-- start of Extracted records --
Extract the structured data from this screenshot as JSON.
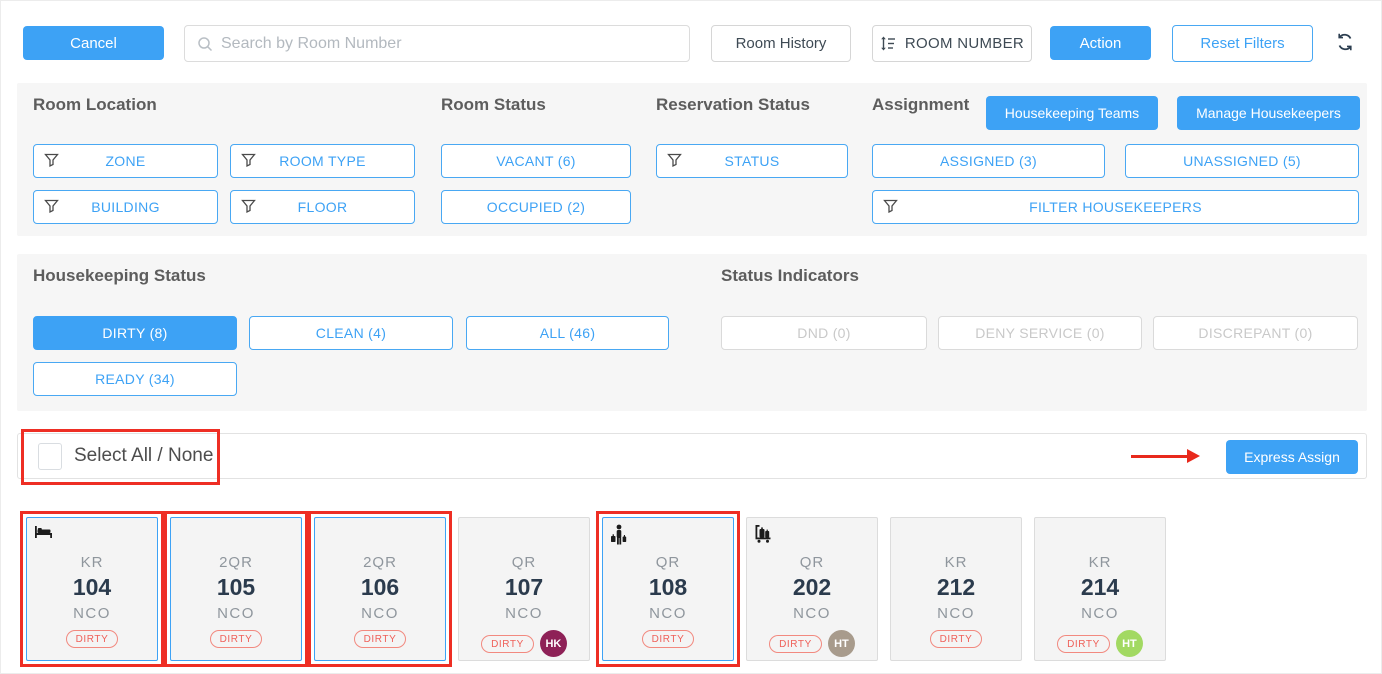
{
  "toolbar": {
    "cancel": "Cancel",
    "search_placeholder": "Search by Room Number",
    "room_history": "Room History",
    "sort_label": "ROOM NUMBER",
    "action": "Action",
    "reset_filters": "Reset Filters"
  },
  "filters": {
    "section_room_location": "Room Location",
    "zone": "ZONE",
    "room_type": "ROOM TYPE",
    "building": "BUILDING",
    "floor": "FLOOR",
    "section_room_status": "Room Status",
    "vacant": "VACANT (6)",
    "occupied": "OCCUPIED (2)",
    "section_reservation_status": "Reservation Status",
    "status": "STATUS",
    "section_assignment": "Assignment",
    "assigned": "ASSIGNED (3)",
    "unassigned": "UNASSIGNED (5)",
    "filter_housekeepers": "FILTER HOUSEKEEPERS",
    "housekeeping_teams": "Housekeeping Teams",
    "manage_housekeepers": "Manage Housekeepers"
  },
  "housekeeping_status": {
    "label": "Housekeeping Status",
    "dirty": "DIRTY (8)",
    "clean": "CLEAN (4)",
    "all": "ALL (46)",
    "ready": "READY (34)",
    "active": "DIRTY (8)"
  },
  "status_indicators": {
    "label": "Status Indicators",
    "dnd": "DND (0)",
    "deny_service": "DENY SERVICE (0)",
    "discrepant": "DISCREPANT (0)"
  },
  "select_bar": {
    "label": "Select All / None",
    "checkbox_checked": false,
    "express_assign": "Express Assign"
  },
  "rooms": [
    {
      "type": "KR",
      "number": "104",
      "reservation": "NCO",
      "status": "DIRTY",
      "icon": "bed-icon",
      "selected": true,
      "annotated": true,
      "assignee": null
    },
    {
      "type": "2QR",
      "number": "105",
      "reservation": "NCO",
      "status": "DIRTY",
      "icon": null,
      "selected": true,
      "annotated": true,
      "assignee": null
    },
    {
      "type": "2QR",
      "number": "106",
      "reservation": "NCO",
      "status": "DIRTY",
      "icon": null,
      "selected": true,
      "annotated": true,
      "assignee": null
    },
    {
      "type": "QR",
      "number": "107",
      "reservation": "NCO",
      "status": "DIRTY",
      "icon": null,
      "selected": false,
      "annotated": false,
      "assignee": {
        "initials": "HK",
        "color": "#8E2157"
      }
    },
    {
      "type": "QR",
      "number": "108",
      "reservation": "NCO",
      "status": "DIRTY",
      "icon": "guest-luggage-icon",
      "selected": true,
      "annotated": true,
      "assignee": null
    },
    {
      "type": "QR",
      "number": "202",
      "reservation": "NCO",
      "status": "DIRTY",
      "icon": "luggage-cart-icon",
      "selected": false,
      "annotated": false,
      "assignee": {
        "initials": "HT",
        "color": "#A89B8C"
      }
    },
    {
      "type": "KR",
      "number": "212",
      "reservation": "NCO",
      "status": "DIRTY",
      "icon": null,
      "selected": false,
      "annotated": false,
      "assignee": null
    },
    {
      "type": "KR",
      "number": "214",
      "reservation": "NCO",
      "status": "DIRTY",
      "icon": null,
      "selected": false,
      "annotated": false,
      "assignee": {
        "initials": "HT",
        "color": "#A2D962"
      }
    }
  ],
  "colors": {
    "accent_blue": "#3DA2F5",
    "annotation_red": "#EE2E24",
    "dirty_red": "#EF6059"
  }
}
-- end of Extracted records --
Exercise brief:
Report each line in the preceding entries that holds the string "luggage".

Final result:
      "icon": "guest-luggage-icon",
      "icon": "luggage-cart-icon",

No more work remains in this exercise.